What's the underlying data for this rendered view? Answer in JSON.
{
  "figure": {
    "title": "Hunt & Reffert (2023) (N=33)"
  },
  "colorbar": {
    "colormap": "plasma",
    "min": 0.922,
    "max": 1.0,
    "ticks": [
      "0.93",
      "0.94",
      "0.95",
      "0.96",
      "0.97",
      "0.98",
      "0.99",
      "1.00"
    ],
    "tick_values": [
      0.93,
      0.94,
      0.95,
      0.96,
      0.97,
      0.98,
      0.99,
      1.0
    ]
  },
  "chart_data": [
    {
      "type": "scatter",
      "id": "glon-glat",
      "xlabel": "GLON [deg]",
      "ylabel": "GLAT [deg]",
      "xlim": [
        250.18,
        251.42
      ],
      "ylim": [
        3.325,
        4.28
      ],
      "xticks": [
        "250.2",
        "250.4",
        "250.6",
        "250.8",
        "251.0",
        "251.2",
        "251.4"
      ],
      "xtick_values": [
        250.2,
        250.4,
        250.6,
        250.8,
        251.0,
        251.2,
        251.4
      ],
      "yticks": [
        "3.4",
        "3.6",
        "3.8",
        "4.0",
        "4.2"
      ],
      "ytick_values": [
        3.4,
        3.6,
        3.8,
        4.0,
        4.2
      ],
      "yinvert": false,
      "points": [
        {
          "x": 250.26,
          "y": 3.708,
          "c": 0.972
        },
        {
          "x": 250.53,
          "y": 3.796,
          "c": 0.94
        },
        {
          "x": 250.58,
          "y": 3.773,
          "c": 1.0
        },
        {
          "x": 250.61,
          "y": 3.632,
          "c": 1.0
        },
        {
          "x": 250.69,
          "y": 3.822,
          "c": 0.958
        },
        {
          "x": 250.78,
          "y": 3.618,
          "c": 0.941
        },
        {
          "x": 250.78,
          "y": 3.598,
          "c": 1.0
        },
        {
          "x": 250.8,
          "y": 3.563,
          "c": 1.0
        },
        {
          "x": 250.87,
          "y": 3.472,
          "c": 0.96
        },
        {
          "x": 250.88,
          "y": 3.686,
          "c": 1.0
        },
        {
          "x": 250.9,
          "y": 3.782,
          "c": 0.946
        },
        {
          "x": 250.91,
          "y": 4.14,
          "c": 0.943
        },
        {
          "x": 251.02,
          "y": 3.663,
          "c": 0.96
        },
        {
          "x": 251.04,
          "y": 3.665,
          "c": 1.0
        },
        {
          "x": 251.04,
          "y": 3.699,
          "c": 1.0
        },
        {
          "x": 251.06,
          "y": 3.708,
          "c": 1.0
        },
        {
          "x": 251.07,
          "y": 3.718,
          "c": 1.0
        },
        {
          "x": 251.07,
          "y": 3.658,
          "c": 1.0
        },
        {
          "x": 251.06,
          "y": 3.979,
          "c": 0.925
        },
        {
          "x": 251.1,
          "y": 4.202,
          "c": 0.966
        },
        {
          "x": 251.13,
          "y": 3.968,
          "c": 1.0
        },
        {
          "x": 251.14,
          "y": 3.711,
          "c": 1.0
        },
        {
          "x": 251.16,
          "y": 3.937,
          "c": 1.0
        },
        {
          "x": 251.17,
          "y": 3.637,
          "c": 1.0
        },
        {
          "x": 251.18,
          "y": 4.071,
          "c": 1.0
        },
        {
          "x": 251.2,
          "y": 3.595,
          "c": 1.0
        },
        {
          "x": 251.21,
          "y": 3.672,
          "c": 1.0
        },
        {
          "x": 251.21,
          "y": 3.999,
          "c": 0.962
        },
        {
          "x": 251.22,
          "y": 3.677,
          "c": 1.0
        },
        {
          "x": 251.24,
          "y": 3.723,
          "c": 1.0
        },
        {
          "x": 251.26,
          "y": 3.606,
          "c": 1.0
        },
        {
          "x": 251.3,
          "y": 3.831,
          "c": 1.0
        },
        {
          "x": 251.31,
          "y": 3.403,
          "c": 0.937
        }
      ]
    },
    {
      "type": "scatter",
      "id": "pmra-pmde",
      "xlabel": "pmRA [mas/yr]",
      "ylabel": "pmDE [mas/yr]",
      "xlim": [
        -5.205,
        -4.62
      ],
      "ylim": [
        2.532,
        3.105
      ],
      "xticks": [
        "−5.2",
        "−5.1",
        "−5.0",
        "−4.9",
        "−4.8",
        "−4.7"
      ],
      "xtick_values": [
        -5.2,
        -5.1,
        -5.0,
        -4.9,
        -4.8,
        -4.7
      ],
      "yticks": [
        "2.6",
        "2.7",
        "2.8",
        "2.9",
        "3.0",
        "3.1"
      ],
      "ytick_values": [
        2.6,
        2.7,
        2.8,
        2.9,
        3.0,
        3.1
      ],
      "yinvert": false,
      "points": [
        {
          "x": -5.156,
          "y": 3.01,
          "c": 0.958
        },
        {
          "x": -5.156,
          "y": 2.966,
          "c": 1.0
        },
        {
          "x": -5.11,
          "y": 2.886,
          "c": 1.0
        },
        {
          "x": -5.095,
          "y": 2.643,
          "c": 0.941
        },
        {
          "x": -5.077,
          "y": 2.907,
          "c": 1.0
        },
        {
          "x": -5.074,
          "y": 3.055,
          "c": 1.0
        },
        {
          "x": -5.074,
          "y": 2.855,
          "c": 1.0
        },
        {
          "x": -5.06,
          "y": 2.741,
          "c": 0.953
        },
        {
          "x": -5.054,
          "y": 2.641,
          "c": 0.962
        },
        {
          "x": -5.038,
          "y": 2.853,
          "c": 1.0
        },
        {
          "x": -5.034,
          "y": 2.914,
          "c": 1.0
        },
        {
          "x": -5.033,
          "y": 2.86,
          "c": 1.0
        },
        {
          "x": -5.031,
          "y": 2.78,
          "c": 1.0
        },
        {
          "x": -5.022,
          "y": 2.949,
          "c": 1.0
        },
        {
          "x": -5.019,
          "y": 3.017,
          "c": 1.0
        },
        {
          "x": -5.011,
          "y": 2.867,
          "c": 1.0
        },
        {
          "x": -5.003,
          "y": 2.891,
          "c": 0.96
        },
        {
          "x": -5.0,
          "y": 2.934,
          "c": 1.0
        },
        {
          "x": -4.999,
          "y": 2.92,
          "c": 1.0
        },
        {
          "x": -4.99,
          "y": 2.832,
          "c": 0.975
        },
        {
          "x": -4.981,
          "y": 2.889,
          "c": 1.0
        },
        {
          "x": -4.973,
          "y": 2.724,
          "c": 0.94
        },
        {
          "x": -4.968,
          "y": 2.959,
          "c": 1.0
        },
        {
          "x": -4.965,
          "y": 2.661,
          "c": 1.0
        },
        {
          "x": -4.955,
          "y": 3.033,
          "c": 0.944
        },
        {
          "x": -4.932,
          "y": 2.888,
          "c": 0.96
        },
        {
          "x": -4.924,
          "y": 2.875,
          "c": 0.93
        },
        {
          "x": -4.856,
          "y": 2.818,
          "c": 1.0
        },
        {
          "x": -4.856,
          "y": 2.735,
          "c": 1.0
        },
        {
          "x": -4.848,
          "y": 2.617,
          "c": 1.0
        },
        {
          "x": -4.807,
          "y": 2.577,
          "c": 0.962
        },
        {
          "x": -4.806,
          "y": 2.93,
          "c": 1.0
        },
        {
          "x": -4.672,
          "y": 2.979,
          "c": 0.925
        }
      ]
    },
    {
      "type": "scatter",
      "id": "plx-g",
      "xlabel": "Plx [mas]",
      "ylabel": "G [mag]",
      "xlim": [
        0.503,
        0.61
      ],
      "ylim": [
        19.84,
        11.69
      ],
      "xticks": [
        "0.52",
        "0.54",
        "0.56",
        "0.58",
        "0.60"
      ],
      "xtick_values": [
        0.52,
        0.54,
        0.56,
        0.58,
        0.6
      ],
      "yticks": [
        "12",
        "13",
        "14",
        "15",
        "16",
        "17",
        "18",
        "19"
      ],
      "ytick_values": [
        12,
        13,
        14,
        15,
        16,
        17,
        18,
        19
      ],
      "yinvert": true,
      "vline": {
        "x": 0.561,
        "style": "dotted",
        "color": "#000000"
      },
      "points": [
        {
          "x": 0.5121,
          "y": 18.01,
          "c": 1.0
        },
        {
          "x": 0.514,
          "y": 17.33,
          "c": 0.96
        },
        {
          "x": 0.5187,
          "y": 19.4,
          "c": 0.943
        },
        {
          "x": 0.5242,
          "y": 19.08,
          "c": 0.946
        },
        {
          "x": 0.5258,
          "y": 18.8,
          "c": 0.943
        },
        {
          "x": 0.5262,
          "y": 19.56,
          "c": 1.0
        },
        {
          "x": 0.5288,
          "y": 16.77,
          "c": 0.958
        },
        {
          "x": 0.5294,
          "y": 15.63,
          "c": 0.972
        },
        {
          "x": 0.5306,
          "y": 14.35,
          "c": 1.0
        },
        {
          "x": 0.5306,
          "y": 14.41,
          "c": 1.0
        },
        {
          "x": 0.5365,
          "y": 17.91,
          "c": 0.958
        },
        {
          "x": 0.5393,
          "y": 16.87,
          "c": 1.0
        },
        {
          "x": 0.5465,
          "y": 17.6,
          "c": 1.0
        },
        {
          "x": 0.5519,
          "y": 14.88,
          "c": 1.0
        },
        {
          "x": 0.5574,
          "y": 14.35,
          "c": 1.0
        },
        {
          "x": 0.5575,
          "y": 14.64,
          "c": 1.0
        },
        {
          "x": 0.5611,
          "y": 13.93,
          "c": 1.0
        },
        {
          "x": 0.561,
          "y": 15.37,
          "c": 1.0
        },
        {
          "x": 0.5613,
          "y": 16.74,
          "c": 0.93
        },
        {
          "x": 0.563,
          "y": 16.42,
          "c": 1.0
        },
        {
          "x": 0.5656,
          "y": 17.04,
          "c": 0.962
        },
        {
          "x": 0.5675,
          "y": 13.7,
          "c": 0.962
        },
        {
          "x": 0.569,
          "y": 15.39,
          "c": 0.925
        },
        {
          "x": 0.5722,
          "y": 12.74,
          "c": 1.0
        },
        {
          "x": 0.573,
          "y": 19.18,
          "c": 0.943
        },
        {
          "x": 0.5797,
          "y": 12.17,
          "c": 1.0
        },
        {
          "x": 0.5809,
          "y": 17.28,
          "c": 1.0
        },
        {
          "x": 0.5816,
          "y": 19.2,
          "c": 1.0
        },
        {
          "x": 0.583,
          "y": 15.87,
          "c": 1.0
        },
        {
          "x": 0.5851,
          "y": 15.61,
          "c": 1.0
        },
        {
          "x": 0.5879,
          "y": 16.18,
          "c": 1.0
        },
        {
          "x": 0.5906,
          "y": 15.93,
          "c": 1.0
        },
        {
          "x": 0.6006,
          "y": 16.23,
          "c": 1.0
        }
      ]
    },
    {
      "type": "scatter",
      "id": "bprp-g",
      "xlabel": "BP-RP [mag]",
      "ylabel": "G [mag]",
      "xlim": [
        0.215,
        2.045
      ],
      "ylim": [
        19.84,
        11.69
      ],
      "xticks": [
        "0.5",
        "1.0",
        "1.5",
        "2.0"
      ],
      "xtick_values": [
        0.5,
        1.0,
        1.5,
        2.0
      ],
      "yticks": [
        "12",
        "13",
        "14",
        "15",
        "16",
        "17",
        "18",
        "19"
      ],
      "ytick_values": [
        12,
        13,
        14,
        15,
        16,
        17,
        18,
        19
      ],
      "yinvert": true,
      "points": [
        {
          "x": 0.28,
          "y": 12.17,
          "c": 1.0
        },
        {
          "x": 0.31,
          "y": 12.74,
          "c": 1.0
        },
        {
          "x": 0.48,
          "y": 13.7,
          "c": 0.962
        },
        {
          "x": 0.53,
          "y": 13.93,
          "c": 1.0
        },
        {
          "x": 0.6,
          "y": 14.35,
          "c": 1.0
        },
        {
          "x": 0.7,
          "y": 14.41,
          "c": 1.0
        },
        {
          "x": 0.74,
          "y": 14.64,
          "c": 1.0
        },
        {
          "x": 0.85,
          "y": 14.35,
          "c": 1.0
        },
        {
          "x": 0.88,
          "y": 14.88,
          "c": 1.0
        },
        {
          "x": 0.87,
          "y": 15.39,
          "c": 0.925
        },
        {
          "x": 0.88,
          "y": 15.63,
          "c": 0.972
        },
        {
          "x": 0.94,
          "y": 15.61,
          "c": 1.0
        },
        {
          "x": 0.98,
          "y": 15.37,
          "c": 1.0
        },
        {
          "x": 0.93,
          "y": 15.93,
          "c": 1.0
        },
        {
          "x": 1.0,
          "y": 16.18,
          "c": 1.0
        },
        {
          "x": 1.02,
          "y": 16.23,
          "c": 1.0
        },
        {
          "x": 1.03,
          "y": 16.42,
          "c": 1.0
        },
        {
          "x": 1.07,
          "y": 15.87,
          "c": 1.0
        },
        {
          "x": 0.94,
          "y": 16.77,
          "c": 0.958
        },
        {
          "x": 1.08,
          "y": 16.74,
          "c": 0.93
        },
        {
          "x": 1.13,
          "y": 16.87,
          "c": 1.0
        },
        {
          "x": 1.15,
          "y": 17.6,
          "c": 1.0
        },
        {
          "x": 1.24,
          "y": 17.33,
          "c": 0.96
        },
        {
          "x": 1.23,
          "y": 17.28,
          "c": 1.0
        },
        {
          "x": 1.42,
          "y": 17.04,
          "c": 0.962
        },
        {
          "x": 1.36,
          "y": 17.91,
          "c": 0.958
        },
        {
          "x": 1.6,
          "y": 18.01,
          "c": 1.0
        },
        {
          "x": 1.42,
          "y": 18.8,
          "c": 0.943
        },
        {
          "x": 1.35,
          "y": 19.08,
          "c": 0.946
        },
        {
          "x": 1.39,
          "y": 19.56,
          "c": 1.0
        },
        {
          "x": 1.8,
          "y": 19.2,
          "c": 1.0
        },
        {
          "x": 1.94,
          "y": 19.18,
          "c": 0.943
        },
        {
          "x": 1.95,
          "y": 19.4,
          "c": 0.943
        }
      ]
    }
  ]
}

● ● ● ● ●

- _EXERCISE AIM_
Only a number is wanted: how many lines of the material include the word "ylabel".

- _RESPONSE BELOW_
4